▶ **OBJECTIVE**:
Please return every line of the data below that contains the string "采集燃烧室内的燃油".

________________________

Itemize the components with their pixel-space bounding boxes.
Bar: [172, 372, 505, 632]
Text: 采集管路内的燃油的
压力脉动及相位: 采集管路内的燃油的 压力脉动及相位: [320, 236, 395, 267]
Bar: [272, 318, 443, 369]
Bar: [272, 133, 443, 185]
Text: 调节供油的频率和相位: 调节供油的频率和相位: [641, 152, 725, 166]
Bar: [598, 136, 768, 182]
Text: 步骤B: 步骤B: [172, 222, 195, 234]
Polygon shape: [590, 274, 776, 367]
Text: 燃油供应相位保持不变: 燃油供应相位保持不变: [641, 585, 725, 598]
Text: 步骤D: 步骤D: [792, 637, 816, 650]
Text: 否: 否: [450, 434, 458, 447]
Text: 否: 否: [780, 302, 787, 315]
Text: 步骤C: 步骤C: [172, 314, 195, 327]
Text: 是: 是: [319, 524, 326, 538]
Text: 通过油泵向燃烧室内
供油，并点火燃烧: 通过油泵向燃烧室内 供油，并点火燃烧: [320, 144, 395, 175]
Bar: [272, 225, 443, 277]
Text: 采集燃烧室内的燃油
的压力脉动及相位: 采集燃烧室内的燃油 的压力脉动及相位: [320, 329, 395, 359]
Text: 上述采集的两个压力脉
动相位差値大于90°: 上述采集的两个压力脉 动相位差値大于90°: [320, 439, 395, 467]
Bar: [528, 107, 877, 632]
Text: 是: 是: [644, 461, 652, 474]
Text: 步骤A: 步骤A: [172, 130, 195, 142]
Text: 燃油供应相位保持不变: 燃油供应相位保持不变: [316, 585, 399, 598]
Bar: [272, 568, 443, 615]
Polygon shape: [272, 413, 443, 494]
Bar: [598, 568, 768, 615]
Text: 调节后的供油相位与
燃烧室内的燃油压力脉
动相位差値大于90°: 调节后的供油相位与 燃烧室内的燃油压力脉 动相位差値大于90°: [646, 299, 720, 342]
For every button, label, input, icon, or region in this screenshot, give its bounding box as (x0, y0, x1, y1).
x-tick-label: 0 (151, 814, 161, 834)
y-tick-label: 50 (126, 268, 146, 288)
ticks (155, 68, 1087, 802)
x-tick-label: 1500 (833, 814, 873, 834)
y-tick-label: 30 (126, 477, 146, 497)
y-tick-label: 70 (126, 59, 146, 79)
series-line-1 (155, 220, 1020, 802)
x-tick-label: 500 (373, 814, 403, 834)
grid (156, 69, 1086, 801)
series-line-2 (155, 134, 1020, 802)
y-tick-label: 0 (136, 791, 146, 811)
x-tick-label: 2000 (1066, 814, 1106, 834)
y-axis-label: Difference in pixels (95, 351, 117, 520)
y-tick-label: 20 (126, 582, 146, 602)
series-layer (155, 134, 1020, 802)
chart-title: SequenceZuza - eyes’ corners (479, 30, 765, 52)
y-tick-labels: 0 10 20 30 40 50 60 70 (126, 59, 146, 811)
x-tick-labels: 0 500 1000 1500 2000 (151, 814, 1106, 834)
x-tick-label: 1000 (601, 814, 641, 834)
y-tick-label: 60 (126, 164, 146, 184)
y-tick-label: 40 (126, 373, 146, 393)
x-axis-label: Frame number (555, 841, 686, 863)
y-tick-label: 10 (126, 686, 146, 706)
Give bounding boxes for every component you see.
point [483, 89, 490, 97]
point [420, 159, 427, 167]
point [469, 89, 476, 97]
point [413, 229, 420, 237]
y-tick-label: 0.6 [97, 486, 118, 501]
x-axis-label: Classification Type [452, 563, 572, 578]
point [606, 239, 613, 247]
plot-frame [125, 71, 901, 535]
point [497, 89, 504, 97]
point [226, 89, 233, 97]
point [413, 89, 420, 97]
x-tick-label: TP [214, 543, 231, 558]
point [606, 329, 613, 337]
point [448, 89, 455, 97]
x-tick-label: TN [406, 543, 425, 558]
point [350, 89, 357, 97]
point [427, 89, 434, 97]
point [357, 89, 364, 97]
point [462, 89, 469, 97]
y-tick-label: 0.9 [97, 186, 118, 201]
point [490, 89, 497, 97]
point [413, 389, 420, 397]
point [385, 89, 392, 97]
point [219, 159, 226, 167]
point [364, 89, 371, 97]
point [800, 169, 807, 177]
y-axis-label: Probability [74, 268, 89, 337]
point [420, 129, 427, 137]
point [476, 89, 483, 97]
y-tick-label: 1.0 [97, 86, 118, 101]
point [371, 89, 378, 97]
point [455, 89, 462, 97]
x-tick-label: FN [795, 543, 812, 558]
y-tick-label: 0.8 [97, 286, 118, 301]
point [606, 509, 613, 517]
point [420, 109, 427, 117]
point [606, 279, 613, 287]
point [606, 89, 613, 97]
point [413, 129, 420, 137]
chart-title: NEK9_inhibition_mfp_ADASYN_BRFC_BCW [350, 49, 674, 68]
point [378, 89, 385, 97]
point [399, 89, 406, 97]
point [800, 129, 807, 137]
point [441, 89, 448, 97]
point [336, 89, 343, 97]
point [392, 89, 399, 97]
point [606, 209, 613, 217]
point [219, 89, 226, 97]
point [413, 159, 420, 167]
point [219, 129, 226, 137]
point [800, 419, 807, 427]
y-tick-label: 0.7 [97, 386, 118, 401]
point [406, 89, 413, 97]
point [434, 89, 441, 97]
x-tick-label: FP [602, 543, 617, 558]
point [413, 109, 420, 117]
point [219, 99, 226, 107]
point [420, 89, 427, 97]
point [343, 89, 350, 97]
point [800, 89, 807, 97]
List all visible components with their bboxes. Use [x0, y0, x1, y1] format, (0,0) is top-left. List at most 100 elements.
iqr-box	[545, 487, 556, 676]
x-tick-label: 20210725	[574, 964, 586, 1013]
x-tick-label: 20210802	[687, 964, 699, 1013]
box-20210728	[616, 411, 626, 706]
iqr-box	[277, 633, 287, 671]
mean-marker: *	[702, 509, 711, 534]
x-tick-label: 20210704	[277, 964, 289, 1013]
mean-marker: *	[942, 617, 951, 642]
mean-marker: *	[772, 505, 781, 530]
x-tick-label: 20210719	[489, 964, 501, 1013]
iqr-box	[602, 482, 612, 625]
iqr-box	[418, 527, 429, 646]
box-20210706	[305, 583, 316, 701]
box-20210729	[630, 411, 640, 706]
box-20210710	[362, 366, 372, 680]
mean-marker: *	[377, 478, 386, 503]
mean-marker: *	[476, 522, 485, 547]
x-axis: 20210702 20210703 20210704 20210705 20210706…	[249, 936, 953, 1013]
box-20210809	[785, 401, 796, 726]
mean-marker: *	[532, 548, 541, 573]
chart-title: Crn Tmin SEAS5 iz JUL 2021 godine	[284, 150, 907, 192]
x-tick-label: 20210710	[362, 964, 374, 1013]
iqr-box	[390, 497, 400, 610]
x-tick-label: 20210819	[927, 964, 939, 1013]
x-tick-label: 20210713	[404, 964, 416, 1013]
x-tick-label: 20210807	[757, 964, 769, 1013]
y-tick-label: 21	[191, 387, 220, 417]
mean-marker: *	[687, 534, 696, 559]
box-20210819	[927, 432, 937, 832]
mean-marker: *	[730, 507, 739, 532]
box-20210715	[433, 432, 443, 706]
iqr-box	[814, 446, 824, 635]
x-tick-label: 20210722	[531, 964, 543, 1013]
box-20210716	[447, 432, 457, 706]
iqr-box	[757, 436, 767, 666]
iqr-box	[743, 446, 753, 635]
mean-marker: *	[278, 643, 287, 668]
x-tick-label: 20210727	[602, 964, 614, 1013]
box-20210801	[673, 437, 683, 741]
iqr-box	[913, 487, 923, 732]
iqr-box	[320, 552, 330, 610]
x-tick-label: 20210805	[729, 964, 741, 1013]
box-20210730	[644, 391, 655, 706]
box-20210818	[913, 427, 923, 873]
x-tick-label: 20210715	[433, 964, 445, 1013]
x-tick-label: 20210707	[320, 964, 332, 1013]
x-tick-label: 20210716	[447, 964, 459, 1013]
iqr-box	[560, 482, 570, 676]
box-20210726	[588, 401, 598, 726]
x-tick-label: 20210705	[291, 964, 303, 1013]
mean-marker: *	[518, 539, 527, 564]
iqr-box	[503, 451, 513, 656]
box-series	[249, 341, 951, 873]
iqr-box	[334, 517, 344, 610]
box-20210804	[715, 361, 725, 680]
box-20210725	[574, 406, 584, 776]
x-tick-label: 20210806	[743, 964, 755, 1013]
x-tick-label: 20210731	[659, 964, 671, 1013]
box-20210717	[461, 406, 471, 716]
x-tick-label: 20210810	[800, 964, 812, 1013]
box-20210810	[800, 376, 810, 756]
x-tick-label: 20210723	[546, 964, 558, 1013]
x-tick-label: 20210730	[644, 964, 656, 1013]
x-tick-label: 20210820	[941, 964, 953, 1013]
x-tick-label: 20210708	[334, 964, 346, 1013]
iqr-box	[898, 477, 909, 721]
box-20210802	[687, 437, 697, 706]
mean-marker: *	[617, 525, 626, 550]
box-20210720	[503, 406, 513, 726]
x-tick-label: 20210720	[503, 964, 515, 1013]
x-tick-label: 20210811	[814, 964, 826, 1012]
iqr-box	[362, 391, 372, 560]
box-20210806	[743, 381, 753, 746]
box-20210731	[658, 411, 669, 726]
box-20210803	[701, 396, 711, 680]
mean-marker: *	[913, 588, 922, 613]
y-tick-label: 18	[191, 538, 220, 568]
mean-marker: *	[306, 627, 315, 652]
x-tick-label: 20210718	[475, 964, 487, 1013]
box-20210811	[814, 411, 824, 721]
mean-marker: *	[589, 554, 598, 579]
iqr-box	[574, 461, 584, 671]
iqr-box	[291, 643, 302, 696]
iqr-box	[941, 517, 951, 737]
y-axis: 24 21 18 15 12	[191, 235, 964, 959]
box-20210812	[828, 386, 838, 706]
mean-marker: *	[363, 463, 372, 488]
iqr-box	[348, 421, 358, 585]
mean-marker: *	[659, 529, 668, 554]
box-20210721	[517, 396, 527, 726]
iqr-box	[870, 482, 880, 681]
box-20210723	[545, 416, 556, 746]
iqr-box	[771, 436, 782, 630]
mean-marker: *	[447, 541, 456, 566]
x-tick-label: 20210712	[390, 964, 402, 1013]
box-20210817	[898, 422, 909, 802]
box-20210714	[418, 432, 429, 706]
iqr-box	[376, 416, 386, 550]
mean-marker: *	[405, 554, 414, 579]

________________________

▶ **OUTPUT BELOW**:
Text: 采集燃烧室内的燃油
的压力脉动及相位: 采集燃烧室内的燃油 的压力脉动及相位: [320, 329, 395, 359]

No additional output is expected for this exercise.